> _EXERCISE DETAILS_
Write the records out again, precisely as they stand.
---
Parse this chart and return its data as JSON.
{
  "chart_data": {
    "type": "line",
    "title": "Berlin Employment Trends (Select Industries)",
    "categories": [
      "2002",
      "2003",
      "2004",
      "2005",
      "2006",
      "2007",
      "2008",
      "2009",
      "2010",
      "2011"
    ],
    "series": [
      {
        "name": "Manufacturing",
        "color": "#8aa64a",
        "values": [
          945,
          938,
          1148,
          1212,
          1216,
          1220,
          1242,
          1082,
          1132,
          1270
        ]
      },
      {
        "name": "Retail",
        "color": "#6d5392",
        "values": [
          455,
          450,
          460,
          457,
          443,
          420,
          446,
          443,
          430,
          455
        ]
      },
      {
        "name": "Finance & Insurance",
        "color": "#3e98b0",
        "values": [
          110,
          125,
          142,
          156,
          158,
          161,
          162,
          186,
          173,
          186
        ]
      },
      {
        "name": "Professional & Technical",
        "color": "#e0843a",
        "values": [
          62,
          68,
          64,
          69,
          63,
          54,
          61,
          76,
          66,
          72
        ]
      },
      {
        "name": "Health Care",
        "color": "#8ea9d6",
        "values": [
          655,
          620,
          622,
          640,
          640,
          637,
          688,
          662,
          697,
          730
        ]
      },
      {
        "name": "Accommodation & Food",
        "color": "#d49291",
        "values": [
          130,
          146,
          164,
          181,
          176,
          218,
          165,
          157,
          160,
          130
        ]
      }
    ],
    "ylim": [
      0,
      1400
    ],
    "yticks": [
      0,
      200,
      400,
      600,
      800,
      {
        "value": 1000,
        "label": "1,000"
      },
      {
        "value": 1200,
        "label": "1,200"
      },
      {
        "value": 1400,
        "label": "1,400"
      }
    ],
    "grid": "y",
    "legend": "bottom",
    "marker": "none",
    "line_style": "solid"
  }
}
---
> _WRITTEN RESPONSE_
Parse this chart and return its data as JSON.
{
  "chart_data": {
    "type": "line",
    "title": "Berlin Employment Trends (Select Industries)",
    "categories": [
      "2002",
      "2003",
      "2004",
      "2005",
      "2006",
      "2007",
      "2008",
      "2009",
      "2010",
      "2011"
    ],
    "series": [
      {
        "name": "Manufacturing",
        "color": "#8aa64a",
        "values": [
          945,
          938,
          1148,
          1212,
          1216,
          1220,
          1242,
          1082,
          1132,
          1270
        ]
      },
      {
        "name": "Retail",
        "color": "#6d5392",
        "values": [
          455,
          450,
          460,
          457,
          443,
          420,
          446,
          443,
          430,
          455
        ]
      },
      {
        "name": "Finance & Insurance",
        "color": "#3e98b0",
        "values": [
          110,
          125,
          142,
          156,
          158,
          161,
          162,
          186,
          173,
          186
        ]
      },
      {
        "name": "Professional & Technical",
        "color": "#e0843a",
        "values": [
          62,
          68,
          64,
          69,
          63,
          54,
          61,
          76,
          66,
          72
        ]
      },
      {
        "name": "Health Care",
        "color": "#8ea9d6",
        "values": [
          655,
          620,
          622,
          640,
          640,
          637,
          688,
          662,
          697,
          730
        ]
      },
      {
        "name": "Accommodation & Food",
        "color": "#d49291",
        "values": [
          130,
          146,
          164,
          181,
          176,
          218,
          165,
          157,
          160,
          130
        ]
      }
    ],
    "ylim": [
      0,
      1400
    ],
    "yticks": [
      0,
      200,
      400,
      600,
      800,
      {
        "value": 1000,
        "label": "1,000"
      },
      {
        "value": 1200,
        "label": "1,200"
      },
      {
        "value": 1400,
        "label": "1,400"
      }
    ],
    "grid": "y",
    "legend": "bottom",
    "marker": "none",
    "line_style": "solid"
  }
}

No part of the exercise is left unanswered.